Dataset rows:
•••••

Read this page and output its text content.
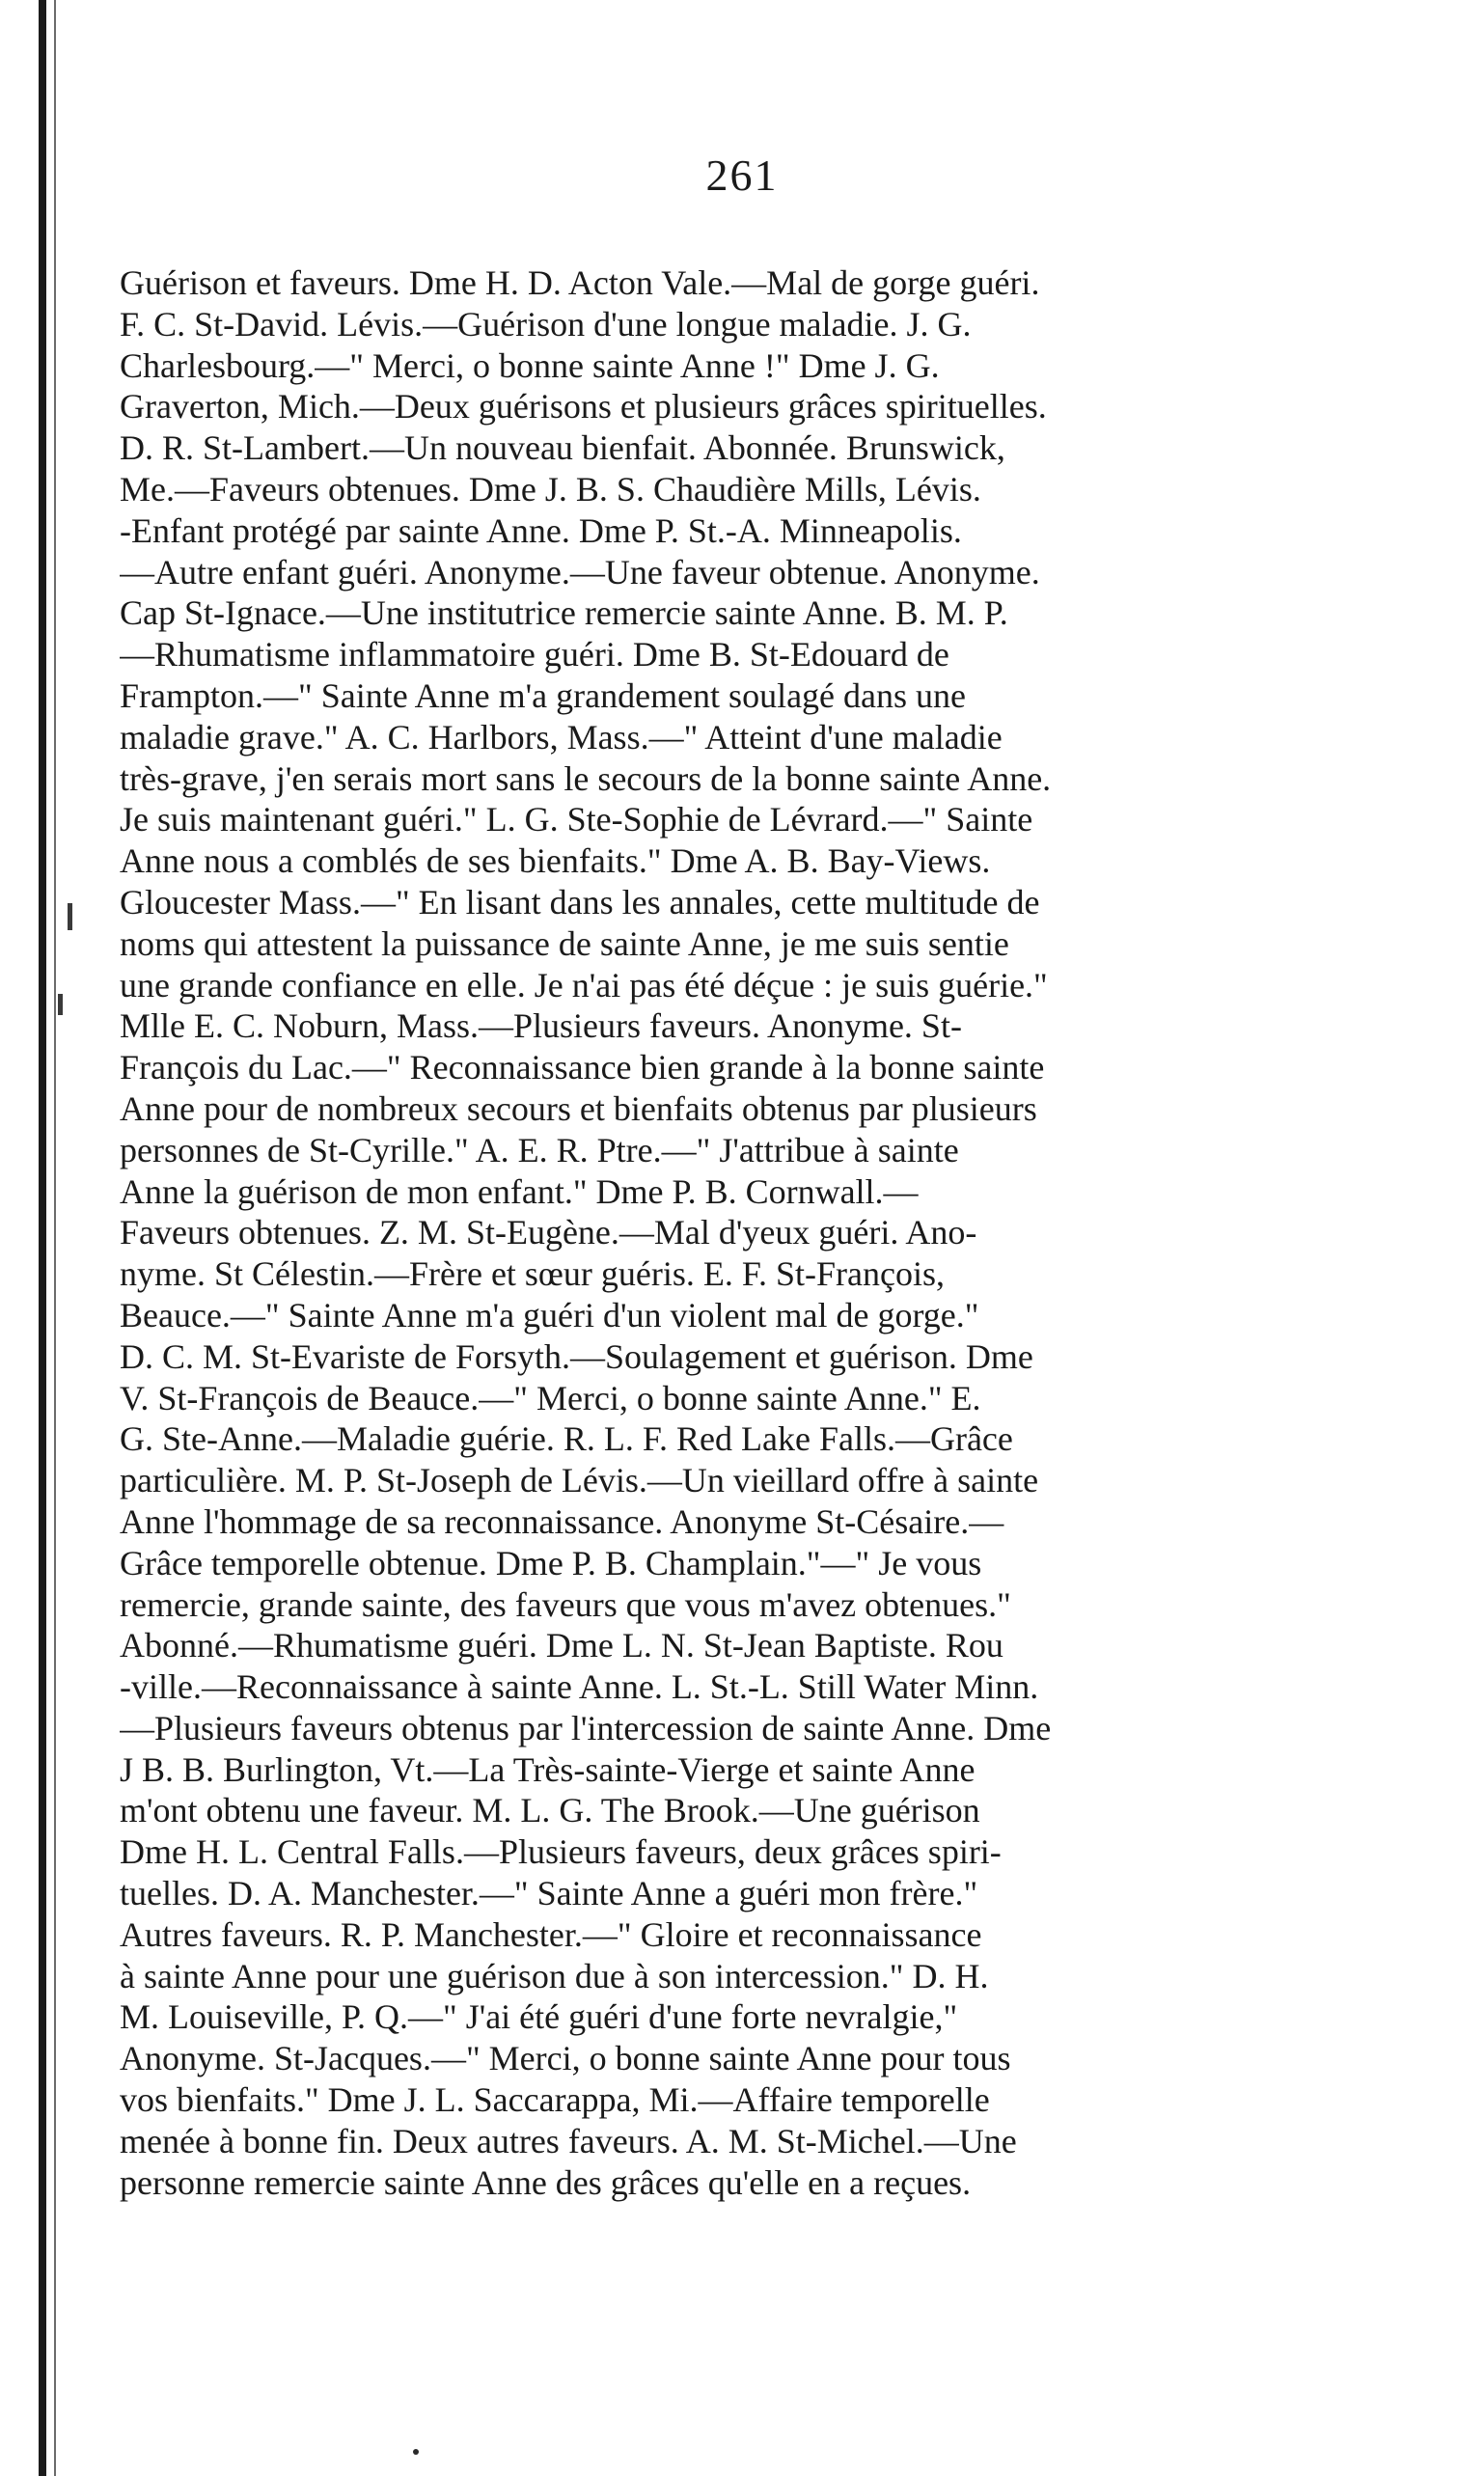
261
Guérison et faveurs. Dme H. D. Acton Vale.—Mal de gorge guéri.
F. C. St-David. Lévis.—Guérison d'une longue maladie. J. G.
Charlesbourg.—" Merci, o bonne sainte Anne !" Dme J. G.
Graverton, Mich.—Deux guérisons et plusieurs grâces spirituelles.
D. R. St-Lambert.—Un nouveau bienfait. Abonnée. Brunswick,
Me.—Faveurs obtenues. Dme J. B. S. Chaudière Mills, Lévis.
-Enfant protégé par sainte Anne. Dme P. St.-A. Minneapolis.
—Autre enfant guéri. Anonyme.—Une faveur obtenue. Anonyme.
Cap St-Ignace.—Une institutrice remercie sainte Anne. B. M. P.
—Rhumatisme inflammatoire guéri. Dme B. St-Edouard de
Frampton.—" Sainte Anne m'a grandement soulagé dans une
maladie grave." A. C. Harlbors, Mass.—" Atteint d'une maladie
très-grave, j'en serais mort sans le secours de la bonne sainte Anne.
Je suis maintenant guéri." L. G. Ste-Sophie de Lévrard.—" Sainte
Anne nous a comblés de ses bienfaits." Dme A. B. Bay-Views.
Gloucester Mass.—" En lisant dans les annales, cette multitude de
noms qui attestent la puissance de sainte Anne, je me suis sentie
une grande confiance en elle. Je n'ai pas été déçue : je suis guérie."
Mlle E. C. Noburn, Mass.—Plusieurs faveurs. Anonyme. St-
François du Lac.—" Reconnaissance bien grande à la bonne sainte
Anne pour de nombreux secours et bienfaits obtenus par plusieurs
personnes de St-Cyrille." A. E. R. Ptre.—" J'attribue à sainte
Anne la guérison de mon enfant." Dme P. B. Cornwall.—
Faveurs obtenues. Z. M. St-Eugène.—Mal d'yeux guéri. Ano-
nyme. St Célestin.—Frère et sœur guéris. E. F. St-François,
Beauce.—" Sainte Anne m'a guéri d'un violent mal de gorge."
D. C. M. St-Evariste de Forsyth.—Soulagement et guérison. Dme
V. St-François de Beauce.—" Merci, o bonne sainte Anne." E.
G. Ste-Anne.—Maladie guérie. R. L. F. Red Lake Falls.—Grâce
particulière. M. P. St-Joseph de Lévis.—Un vieillard offre à sainte
Anne l'hommage de sa reconnaissance. Anonyme St-Césaire.—
Grâce temporelle obtenue. Dme P. B. Champlain."—" Je vous
remercie, grande sainte, des faveurs que vous m'avez obtenues."
Abonné.—Rhumatisme guéri. Dme L. N. St-Jean Baptiste. Rou
-ville.—Reconnaissance à sainte Anne. L. St.-L. Still Water Minn.
—Plusieurs faveurs obtenus par l'intercession de sainte Anne. Dme
J B. B. Burlington, Vt.—La Très-sainte-Vierge et sainte Anne
m'ont obtenu une faveur. M. L. G. The Brook.—Une guérison
Dme H. L. Central Falls.—Plusieurs faveurs, deux grâces spiri-
tuelles. D. A. Manchester.—" Sainte Anne a guéri mon frère."
Autres faveurs. R. P. Manchester.—" Gloire et reconnaissance
à sainte Anne pour une guérison due à son intercession." D. H.
M. Louiseville, P. Q.—" J'ai été guéri d'une forte nevralgie,"
Anonyme. St-Jacques.—" Merci, o bonne sainte Anne pour tous
vos bienfaits." Dme J. L. Saccarappa, Mi.—Affaire temporelle
menée à bonne fin. Deux autres faveurs. A. M. St-Michel.—Une
personne remercie sainte Anne des grâces qu'elle en a reçues.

•••••

* _STATED TASK_: Your copy should hold every record word for word and none of the pictures.

* _REPLY TO THE TASK_:
Read this page and output its text content.
261
Guérison et faveurs. Dme H. D. Acton Vale.—Mal de gorge guéri.
F. C. St-David. Lévis.—Guérison d'une longue maladie. J. G.
Charlesbourg.—" Merci, o bonne sainte Anne !" Dme J. G.
Graverton, Mich.—Deux guérisons et plusieurs grâces spirituelles.
D. R. St-Lambert.—Un nouveau bienfait. Abonnée. Brunswick,
Me.—Faveurs obtenues. Dme J. B. S. Chaudière Mills, Lévis.
-Enfant protégé par sainte Anne. Dme P. St.-A. Minneapolis.
—Autre enfant guéri. Anonyme.—Une faveur obtenue. Anonyme.
Cap St-Ignace.—Une institutrice remercie sainte Anne. B. M. P.
—Rhumatisme inflammatoire guéri. Dme B. St-Edouard de
Frampton.—" Sainte Anne m'a grandement soulagé dans une
maladie grave." A. C. Harlbors, Mass.—" Atteint d'une maladie
très-grave, j'en serais mort sans le secours de la bonne sainte Anne.
Je suis maintenant guéri." L. G. Ste-Sophie de Lévrard.—" Sainte
Anne nous a comblés de ses bienfaits." Dme A. B. Bay-Views.
Gloucester Mass.—" En lisant dans les annales, cette multitude de
noms qui attestent la puissance de sainte Anne, je me suis sentie
une grande confiance en elle. Je n'ai pas été déçue : je suis guérie."
Mlle E. C. Noburn, Mass.—Plusieurs faveurs. Anonyme. St-
François du Lac.—" Reconnaissance bien grande à la bonne sainte
Anne pour de nombreux secours et bienfaits obtenus par plusieurs
personnes de St-Cyrille." A. E. R. Ptre.—" J'attribue à sainte
Anne la guérison de mon enfant." Dme P. B. Cornwall.—
Faveurs obtenues. Z. M. St-Eugène.—Mal d'yeux guéri. Ano-
nyme. St Célestin.—Frère et sœur guéris. E. F. St-François,
Beauce.—" Sainte Anne m'a guéri d'un violent mal de gorge."
D. C. M. St-Evariste de Forsyth.—Soulagement et guérison. Dme
V. St-François de Beauce.—" Merci, o bonne sainte Anne." E.
G. Ste-Anne.—Maladie guérie. R. L. F. Red Lake Falls.—Grâce
particulière. M. P. St-Joseph de Lévis.—Un vieillard offre à sainte
Anne l'hommage de sa reconnaissance. Anonyme St-Césaire.—
Grâce temporelle obtenue. Dme P. B. Champlain."—" Je vous
remercie, grande sainte, des faveurs que vous m'avez obtenues."
Abonné.—Rhumatisme guéri. Dme L. N. St-Jean Baptiste. Rou
-ville.—Reconnaissance à sainte Anne. L. St.-L. Still Water Minn.
—Plusieurs faveurs obtenus par l'intercession de sainte Anne. Dme
J B. B. Burlington, Vt.—La Très-sainte-Vierge et sainte Anne
m'ont obtenu une faveur. M. L. G. The Brook.—Une guérison
Dme H. L. Central Falls.—Plusieurs faveurs, deux grâces spiri-
tuelles. D. A. Manchester.—" Sainte Anne a guéri mon frère."
Autres faveurs. R. P. Manchester.—" Gloire et reconnaissance
à sainte Anne pour une guérison due à son intercession." D. H.
M. Louiseville, P. Q.—" J'ai été guéri d'une forte nevralgie,"
Anonyme. St-Jacques.—" Merci, o bonne sainte Anne pour tous
vos bienfaits." Dme J. L. Saccarappa, Mi.—Affaire temporelle
menée à bonne fin. Deux autres faveurs. A. M. St-Michel.—Une
personne remercie sainte Anne des grâces qu'elle en a reçues.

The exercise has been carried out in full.